Problem description: An exact restatement of every record is required.

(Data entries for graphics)

Segment Open

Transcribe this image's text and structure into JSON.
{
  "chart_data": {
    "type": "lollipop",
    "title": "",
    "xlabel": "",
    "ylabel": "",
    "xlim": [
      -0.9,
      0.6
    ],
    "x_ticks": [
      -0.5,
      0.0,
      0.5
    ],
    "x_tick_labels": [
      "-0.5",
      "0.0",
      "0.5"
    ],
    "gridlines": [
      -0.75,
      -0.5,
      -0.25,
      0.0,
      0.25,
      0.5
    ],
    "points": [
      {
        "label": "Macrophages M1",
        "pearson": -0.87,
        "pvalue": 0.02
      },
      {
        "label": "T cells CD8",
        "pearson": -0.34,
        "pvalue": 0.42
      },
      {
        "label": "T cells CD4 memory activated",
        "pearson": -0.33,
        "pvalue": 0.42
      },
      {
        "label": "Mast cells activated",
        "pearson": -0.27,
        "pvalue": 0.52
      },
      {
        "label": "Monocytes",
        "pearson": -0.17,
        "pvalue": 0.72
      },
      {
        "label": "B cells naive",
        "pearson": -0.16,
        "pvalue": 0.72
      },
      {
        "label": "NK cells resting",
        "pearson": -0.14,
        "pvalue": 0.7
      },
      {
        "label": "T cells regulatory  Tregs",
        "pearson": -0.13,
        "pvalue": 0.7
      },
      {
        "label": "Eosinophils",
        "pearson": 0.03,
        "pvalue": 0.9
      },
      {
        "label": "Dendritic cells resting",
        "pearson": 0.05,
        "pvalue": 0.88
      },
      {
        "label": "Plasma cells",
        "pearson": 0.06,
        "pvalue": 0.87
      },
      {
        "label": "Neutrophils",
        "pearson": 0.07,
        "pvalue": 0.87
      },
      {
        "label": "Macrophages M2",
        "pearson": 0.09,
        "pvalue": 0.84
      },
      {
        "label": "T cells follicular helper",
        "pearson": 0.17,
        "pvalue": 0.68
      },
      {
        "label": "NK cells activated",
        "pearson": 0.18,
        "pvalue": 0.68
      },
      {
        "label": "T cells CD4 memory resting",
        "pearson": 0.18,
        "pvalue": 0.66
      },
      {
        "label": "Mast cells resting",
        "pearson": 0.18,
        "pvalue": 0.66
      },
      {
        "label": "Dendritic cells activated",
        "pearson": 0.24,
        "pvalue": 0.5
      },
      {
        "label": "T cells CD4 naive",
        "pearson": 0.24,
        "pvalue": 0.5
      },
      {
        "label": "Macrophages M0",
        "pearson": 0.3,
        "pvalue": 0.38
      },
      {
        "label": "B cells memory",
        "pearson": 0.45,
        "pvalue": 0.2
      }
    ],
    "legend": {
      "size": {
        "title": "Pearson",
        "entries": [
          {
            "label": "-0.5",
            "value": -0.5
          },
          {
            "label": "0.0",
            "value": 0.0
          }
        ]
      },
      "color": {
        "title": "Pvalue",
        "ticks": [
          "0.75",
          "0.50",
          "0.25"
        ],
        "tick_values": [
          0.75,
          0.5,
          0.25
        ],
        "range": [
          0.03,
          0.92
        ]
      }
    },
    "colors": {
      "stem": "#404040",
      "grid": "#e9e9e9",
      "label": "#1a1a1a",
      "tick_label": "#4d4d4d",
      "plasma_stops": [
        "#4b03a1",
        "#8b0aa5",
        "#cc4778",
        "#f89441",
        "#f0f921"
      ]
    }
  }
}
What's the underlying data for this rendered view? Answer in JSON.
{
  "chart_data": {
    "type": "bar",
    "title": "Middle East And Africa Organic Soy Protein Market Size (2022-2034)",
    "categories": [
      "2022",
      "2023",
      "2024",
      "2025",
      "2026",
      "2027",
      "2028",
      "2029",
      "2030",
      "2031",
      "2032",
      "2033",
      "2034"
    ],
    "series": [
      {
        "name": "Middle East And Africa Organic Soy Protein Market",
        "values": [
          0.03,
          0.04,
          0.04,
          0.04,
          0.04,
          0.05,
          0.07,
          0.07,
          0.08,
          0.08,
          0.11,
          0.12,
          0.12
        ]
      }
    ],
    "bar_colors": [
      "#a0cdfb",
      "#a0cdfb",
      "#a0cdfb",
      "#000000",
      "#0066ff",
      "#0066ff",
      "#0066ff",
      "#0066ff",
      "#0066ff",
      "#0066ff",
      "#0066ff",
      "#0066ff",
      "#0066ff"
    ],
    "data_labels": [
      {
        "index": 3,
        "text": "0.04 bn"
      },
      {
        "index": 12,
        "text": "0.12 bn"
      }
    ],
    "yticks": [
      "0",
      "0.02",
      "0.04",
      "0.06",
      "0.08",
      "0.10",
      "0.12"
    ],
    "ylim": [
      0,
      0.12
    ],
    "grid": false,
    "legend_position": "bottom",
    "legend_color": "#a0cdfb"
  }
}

Segment Closed

The completed task:
Transcribe this image's text and structure into JSON.
{
  "chart_data": {
    "type": "lollipop",
    "title": "",
    "xlabel": "",
    "ylabel": "",
    "xlim": [
      -0.9,
      0.6
    ],
    "x_ticks": [
      -0.5,
      0.0,
      0.5
    ],
    "x_tick_labels": [
      "-0.5",
      "0.0",
      "0.5"
    ],
    "gridlines": [
      -0.75,
      -0.5,
      -0.25,
      0.0,
      0.25,
      0.5
    ],
    "points": [
      {
        "label": "Macrophages M1",
        "pearson": -0.87,
        "pvalue": 0.02
      },
      {
        "label": "T cells CD8",
        "pearson": -0.34,
        "pvalue": 0.42
      },
      {
        "label": "T cells CD4 memory activated",
        "pearson": -0.33,
        "pvalue": 0.42
      },
      {
        "label": "Mast cells activated",
        "pearson": -0.27,
        "pvalue": 0.52
      },
      {
        "label": "Monocytes",
        "pearson": -0.17,
        "pvalue": 0.72
      },
      {
        "label": "B cells naive",
        "pearson": -0.16,
        "pvalue": 0.72
      },
      {
        "label": "NK cells resting",
        "pearson": -0.14,
        "pvalue": 0.7
      },
      {
        "label": "T cells regulatory  Tregs",
        "pearson": -0.13,
        "pvalue": 0.7
      },
      {
        "label": "Eosinophils",
        "pearson": 0.03,
        "pvalue": 0.9
      },
      {
        "label": "Dendritic cells resting",
        "pearson": 0.05,
        "pvalue": 0.88
      },
      {
        "label": "Plasma cells",
        "pearson": 0.06,
        "pvalue": 0.87
      },
      {
        "label": "Neutrophils",
        "pearson": 0.07,
        "pvalue": 0.87
      },
      {
        "label": "Macrophages M2",
        "pearson": 0.09,
        "pvalue": 0.84
      },
      {
        "label": "T cells follicular helper",
        "pearson": 0.17,
        "pvalue": 0.68
      },
      {
        "label": "NK cells activated",
        "pearson": 0.18,
        "pvalue": 0.68
      },
      {
        "label": "T cells CD4 memory resting",
        "pearson": 0.18,
        "pvalue": 0.66
      },
      {
        "label": "Mast cells resting",
        "pearson": 0.18,
        "pvalue": 0.66
      },
      {
        "label": "Dendritic cells activated",
        "pearson": 0.24,
        "pvalue": 0.5
      },
      {
        "label": "T cells CD4 naive",
        "pearson": 0.24,
        "pvalue": 0.5
      },
      {
        "label": "Macrophages M0",
        "pearson": 0.3,
        "pvalue": 0.38
      },
      {
        "label": "B cells memory",
        "pearson": 0.45,
        "pvalue": 0.2
      }
    ],
    "legend": {
      "size": {
        "title": "Pearson",
        "entries": [
          {
            "label": "-0.5",
            "value": -0.5
          },
          {
            "label": "0.0",
            "value": 0.0
          }
        ]
      },
      "color": {
        "title": "Pvalue",
        "ticks": [
          "0.75",
          "0.50",
          "0.25"
        ],
        "tick_values": [
          0.75,
          0.5,
          0.25
        ],
        "range": [
          0.03,
          0.92
        ]
      }
    },
    "colors": {
      "stem": "#404040",
      "grid": "#e9e9e9",
      "label": "#1a1a1a",
      "tick_label": "#4d4d4d",
      "plasma_stops": [
        "#4b03a1",
        "#8b0aa5",
        "#cc4778",
        "#f89441",
        "#f0f921"
      ]
    }
  }
}
What's the underlying data for this rendered view? Answer in JSON.
{
  "chart_data": {
    "type": "bar",
    "title": "Middle East And Africa Organic Soy Protein Market Size (2022-2034)",
    "categories": [
      "2022",
      "2023",
      "2024",
      "2025",
      "2026",
      "2027",
      "2028",
      "2029",
      "2030",
      "2031",
      "2032",
      "2033",
      "2034"
    ],
    "series": [
      {
        "name": "Middle East And Africa Organic Soy Protein Market",
        "values": [
          0.03,
          0.04,
          0.04,
          0.04,
          0.04,
          0.05,
          0.07,
          0.07,
          0.08,
          0.08,
          0.11,
          0.12,
          0.12
        ]
      }
    ],
    "bar_colors": [
      "#a0cdfb",
      "#a0cdfb",
      "#a0cdfb",
      "#000000",
      "#0066ff",
      "#0066ff",
      "#0066ff",
      "#0066ff",
      "#0066ff",
      "#0066ff",
      "#0066ff",
      "#0066ff",
      "#0066ff"
    ],
    "data_labels": [
      {
        "index": 3,
        "text": "0.04 bn"
      },
      {
        "index": 12,
        "text": "0.12 bn"
      }
    ],
    "yticks": [
      "0",
      "0.02",
      "0.04",
      "0.06",
      "0.08",
      "0.10",
      "0.12"
    ],
    "ylim": [
      0,
      0.12
    ],
    "grid": false,
    "legend_position": "bottom",
    "legend_color": "#a0cdfb"
  }
}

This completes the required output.